> DIRECTIVE: Take every line from the listing below that includes "this" and copy it.

___ RECORDED DATA ___

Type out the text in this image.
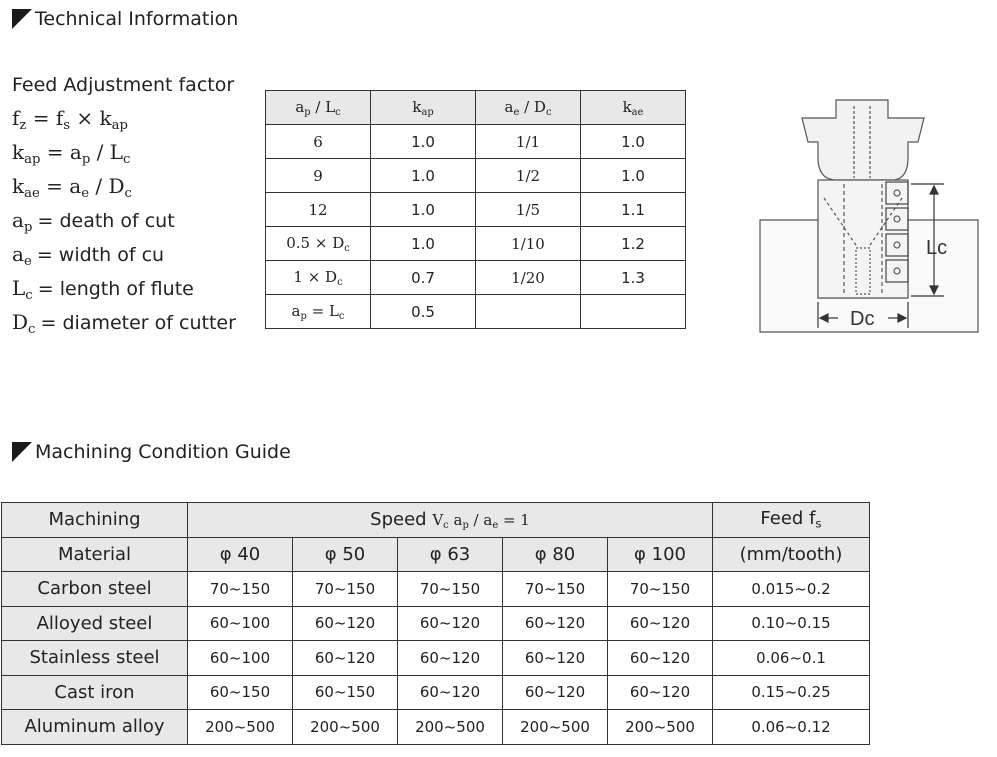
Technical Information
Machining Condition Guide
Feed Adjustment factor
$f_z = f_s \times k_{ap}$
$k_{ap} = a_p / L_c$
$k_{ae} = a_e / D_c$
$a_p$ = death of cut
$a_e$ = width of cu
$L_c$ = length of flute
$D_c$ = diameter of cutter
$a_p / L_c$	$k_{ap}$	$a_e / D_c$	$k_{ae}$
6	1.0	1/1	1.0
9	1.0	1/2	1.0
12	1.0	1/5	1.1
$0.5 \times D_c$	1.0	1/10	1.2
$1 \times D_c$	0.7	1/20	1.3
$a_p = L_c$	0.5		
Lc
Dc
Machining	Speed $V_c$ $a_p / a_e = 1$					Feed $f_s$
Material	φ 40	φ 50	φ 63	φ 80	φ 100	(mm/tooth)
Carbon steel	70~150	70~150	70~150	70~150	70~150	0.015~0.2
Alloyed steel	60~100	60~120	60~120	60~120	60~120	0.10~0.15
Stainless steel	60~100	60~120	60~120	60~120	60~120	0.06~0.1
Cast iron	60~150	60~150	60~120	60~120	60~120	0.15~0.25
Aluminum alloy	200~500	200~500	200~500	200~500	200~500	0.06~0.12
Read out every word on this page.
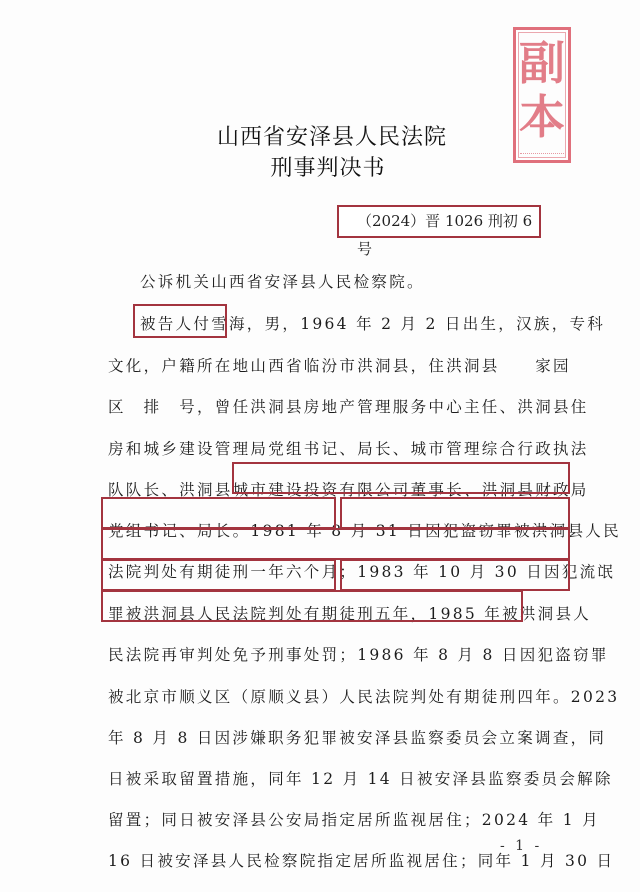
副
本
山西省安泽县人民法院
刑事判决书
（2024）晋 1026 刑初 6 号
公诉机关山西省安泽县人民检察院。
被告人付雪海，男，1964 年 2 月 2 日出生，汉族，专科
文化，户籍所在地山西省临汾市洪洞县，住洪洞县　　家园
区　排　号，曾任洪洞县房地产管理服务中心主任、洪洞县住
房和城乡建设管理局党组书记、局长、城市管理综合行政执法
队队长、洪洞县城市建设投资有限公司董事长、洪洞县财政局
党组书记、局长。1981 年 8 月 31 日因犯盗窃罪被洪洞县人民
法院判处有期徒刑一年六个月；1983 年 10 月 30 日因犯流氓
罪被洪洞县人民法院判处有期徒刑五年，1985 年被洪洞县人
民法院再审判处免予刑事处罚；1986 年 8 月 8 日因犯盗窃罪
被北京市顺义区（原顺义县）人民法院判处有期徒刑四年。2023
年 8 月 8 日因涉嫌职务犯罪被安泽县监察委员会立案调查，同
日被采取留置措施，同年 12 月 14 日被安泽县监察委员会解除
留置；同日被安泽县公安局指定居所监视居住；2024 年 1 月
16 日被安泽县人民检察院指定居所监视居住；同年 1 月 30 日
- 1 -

___

> COMPLETE OUTPUT:
Type out the text in this image.
Read out every word on this page.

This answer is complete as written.